*Exercise goal:* Look at the entries below and reproduce them exactly.

[Stored data]
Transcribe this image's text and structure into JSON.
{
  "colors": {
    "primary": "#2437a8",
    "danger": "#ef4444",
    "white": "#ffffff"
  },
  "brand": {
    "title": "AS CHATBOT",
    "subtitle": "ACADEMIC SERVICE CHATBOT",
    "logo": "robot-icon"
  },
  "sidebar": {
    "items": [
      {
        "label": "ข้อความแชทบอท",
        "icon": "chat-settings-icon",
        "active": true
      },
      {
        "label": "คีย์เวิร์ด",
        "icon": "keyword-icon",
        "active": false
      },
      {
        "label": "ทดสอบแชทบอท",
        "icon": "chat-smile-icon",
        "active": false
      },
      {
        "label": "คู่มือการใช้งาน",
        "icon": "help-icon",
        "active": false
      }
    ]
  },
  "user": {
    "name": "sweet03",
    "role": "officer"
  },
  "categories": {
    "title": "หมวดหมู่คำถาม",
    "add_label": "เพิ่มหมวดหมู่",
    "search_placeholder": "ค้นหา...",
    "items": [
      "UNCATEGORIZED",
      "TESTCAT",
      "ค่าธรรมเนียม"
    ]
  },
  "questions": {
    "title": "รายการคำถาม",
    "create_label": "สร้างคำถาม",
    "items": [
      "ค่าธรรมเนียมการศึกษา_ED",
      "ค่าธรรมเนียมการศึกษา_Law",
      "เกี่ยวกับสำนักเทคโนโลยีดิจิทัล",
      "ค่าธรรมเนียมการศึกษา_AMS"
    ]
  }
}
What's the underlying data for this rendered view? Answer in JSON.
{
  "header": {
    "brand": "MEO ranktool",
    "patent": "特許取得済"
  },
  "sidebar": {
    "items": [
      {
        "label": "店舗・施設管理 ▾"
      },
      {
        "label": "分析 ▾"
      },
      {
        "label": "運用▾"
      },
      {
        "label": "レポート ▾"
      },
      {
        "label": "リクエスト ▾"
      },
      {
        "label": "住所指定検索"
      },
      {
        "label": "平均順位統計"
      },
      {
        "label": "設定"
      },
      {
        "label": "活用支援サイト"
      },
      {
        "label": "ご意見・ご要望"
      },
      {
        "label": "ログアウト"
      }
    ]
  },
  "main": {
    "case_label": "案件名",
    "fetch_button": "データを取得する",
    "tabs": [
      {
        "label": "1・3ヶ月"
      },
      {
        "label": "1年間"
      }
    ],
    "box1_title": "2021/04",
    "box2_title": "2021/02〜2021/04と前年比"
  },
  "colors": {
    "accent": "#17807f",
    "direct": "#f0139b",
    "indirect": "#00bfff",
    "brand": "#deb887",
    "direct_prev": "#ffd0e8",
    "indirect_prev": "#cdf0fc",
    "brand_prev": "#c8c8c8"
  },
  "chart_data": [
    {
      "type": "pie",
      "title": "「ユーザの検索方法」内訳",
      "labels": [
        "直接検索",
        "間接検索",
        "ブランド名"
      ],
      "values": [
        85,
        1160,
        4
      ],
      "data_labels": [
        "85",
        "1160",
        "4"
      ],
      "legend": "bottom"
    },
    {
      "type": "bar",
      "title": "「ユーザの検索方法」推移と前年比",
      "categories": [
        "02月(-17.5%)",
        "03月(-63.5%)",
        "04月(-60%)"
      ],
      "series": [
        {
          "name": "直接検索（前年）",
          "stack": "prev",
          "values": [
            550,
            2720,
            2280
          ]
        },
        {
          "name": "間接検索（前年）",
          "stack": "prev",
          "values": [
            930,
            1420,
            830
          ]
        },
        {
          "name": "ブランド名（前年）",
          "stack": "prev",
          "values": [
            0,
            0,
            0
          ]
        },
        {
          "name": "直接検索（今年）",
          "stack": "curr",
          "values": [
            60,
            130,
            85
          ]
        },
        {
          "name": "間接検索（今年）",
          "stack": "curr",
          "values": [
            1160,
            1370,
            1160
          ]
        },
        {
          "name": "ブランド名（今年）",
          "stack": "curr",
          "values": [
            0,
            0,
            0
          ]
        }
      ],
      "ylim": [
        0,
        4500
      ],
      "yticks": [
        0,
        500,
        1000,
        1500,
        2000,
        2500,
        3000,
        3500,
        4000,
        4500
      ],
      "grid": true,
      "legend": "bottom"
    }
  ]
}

*Written solution:*
Transcribe this image's text and structure into JSON.
{
  "colors": {
    "primary": "#2437a8",
    "danger": "#ef4444",
    "white": "#ffffff"
  },
  "brand": {
    "title": "AS CHATBOT",
    "subtitle": "ACADEMIC SERVICE CHATBOT",
    "logo": "robot-icon"
  },
  "sidebar": {
    "items": [
      {
        "label": "ข้อความแชทบอท",
        "icon": "chat-settings-icon",
        "active": true
      },
      {
        "label": "คีย์เวิร์ด",
        "icon": "keyword-icon",
        "active": false
      },
      {
        "label": "ทดสอบแชทบอท",
        "icon": "chat-smile-icon",
        "active": false
      },
      {
        "label": "คู่มือการใช้งาน",
        "icon": "help-icon",
        "active": false
      }
    ]
  },
  "user": {
    "name": "sweet03",
    "role": "officer"
  },
  "categories": {
    "title": "หมวดหมู่คำถาม",
    "add_label": "เพิ่มหมวดหมู่",
    "search_placeholder": "ค้นหา...",
    "items": [
      "UNCATEGORIZED",
      "TESTCAT",
      "ค่าธรรมเนียม"
    ]
  },
  "questions": {
    "title": "รายการคำถาม",
    "create_label": "สร้างคำถาม",
    "items": [
      "ค่าธรรมเนียมการศึกษา_ED",
      "ค่าธรรมเนียมการศึกษา_Law",
      "เกี่ยวกับสำนักเทคโนโลยีดิจิทัล",
      "ค่าธรรมเนียมการศึกษา_AMS"
    ]
  }
}
What's the underlying data for this rendered view? Answer in JSON.
{
  "header": {
    "brand": "MEO ranktool",
    "patent": "特許取得済"
  },
  "sidebar": {
    "items": [
      {
        "label": "店舗・施設管理 ▾"
      },
      {
        "label": "分析 ▾"
      },
      {
        "label": "運用▾"
      },
      {
        "label": "レポート ▾"
      },
      {
        "label": "リクエスト ▾"
      },
      {
        "label": "住所指定検索"
      },
      {
        "label": "平均順位統計"
      },
      {
        "label": "設定"
      },
      {
        "label": "活用支援サイト"
      },
      {
        "label": "ご意見・ご要望"
      },
      {
        "label": "ログアウト"
      }
    ]
  },
  "main": {
    "case_label": "案件名",
    "fetch_button": "データを取得する",
    "tabs": [
      {
        "label": "1・3ヶ月"
      },
      {
        "label": "1年間"
      }
    ],
    "box1_title": "2021/04",
    "box2_title": "2021/02〜2021/04と前年比"
  },
  "colors": {
    "accent": "#17807f",
    "direct": "#f0139b",
    "indirect": "#00bfff",
    "brand": "#deb887",
    "direct_prev": "#ffd0e8",
    "indirect_prev": "#cdf0fc",
    "brand_prev": "#c8c8c8"
  },
  "chart_data": [
    {
      "type": "pie",
      "title": "「ユーザの検索方法」内訳",
      "labels": [
        "直接検索",
        "間接検索",
        "ブランド名"
      ],
      "values": [
        85,
        1160,
        4
      ],
      "data_labels": [
        "85",
        "1160",
        "4"
      ],
      "legend": "bottom"
    },
    {
      "type": "bar",
      "title": "「ユーザの検索方法」推移と前年比",
      "categories": [
        "02月(-17.5%)",
        "03月(-63.5%)",
        "04月(-60%)"
      ],
      "series": [
        {
          "name": "直接検索（前年）",
          "stack": "prev",
          "values": [
            550,
            2720,
            2280
          ]
        },
        {
          "name": "間接検索（前年）",
          "stack": "prev",
          "values": [
            930,
            1420,
            830
          ]
        },
        {
          "name": "ブランド名（前年）",
          "stack": "prev",
          "values": [
            0,
            0,
            0
          ]
        },
        {
          "name": "直接検索（今年）",
          "stack": "curr",
          "values": [
            60,
            130,
            85
          ]
        },
        {
          "name": "間接検索（今年）",
          "stack": "curr",
          "values": [
            1160,
            1370,
            1160
          ]
        },
        {
          "name": "ブランド名（今年）",
          "stack": "curr",
          "values": [
            0,
            0,
            0
          ]
        }
      ],
      "ylim": [
        0,
        4500
      ],
      "yticks": [
        0,
        500,
        1000,
        1500,
        2000,
        2500,
        3000,
        3500,
        4000,
        4500
      ],
      "grid": true,
      "legend": "bottom"
    }
  ]
}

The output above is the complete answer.